- [WHAT IS NEEDED]: List each line of the data that holds the word "this".

========

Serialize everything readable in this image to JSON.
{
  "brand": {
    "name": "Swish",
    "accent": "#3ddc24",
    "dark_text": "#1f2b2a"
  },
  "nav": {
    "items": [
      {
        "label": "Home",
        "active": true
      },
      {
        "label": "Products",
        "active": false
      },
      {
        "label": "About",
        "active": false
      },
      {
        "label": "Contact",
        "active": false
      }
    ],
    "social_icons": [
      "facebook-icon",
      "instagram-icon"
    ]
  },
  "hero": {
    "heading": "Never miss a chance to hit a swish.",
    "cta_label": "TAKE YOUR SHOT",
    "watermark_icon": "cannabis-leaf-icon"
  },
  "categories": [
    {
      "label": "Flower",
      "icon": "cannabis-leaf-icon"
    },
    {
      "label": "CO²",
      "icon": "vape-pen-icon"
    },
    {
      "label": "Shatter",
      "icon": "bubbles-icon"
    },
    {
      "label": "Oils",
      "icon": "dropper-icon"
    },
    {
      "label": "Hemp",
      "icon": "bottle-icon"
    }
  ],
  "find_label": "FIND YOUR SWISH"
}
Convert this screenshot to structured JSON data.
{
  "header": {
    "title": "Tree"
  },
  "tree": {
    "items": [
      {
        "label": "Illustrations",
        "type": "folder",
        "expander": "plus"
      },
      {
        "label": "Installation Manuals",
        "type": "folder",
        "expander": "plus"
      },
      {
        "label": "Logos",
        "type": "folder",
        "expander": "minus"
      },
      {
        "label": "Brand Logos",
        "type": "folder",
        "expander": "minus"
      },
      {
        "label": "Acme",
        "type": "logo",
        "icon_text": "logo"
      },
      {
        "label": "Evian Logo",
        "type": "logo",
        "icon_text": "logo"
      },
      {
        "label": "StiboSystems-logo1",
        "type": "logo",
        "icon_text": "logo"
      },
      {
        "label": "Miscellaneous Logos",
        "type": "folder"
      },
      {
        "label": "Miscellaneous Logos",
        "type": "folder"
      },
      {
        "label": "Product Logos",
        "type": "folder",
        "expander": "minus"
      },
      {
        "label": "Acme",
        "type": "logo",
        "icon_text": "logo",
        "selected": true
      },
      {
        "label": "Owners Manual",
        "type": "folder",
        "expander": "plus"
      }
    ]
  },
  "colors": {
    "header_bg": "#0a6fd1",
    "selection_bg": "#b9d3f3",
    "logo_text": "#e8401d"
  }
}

========

- [IN RESPONSE]:
Serialize everything readable in this image to JSON.
Convert this screenshot to structured JSON data.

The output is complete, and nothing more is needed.